— start —
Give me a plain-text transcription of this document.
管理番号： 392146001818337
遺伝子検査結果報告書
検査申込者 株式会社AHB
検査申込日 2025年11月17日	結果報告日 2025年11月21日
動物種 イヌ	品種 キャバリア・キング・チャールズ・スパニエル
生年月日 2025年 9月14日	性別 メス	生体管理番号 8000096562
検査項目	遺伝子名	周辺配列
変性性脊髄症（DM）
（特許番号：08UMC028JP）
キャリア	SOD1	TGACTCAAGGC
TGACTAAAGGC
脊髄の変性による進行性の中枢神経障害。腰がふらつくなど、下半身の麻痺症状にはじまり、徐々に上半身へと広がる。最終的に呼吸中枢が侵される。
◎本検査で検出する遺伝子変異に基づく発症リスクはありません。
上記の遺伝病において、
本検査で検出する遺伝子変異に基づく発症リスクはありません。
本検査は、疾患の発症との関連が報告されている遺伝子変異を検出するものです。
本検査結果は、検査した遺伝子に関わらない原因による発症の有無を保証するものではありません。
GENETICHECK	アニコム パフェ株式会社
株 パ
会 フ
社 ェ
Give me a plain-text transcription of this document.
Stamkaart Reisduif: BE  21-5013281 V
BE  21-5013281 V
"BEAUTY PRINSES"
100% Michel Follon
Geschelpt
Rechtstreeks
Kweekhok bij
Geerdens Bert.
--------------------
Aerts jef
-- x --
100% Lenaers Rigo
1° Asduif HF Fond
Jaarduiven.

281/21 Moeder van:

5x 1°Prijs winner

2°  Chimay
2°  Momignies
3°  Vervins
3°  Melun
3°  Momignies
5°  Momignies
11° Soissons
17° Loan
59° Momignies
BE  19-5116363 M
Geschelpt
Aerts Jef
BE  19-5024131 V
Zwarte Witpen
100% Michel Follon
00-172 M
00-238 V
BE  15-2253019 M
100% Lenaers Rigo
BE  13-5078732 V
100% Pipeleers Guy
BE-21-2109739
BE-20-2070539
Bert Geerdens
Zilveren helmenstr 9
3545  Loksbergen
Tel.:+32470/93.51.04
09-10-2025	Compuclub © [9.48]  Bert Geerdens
— end —
WHAT THE EXERCISE ASKS:
Extract each line holding the string "本検査で検出する遺伝子変異に基づく発症リスクはありません".

ANSWER TO THE EXERCISE:
◎本検査で検出する遺伝子変異に基づく発症リスクはありません。
本検査で検出する遺伝子変異に基づく発症リスクはありません。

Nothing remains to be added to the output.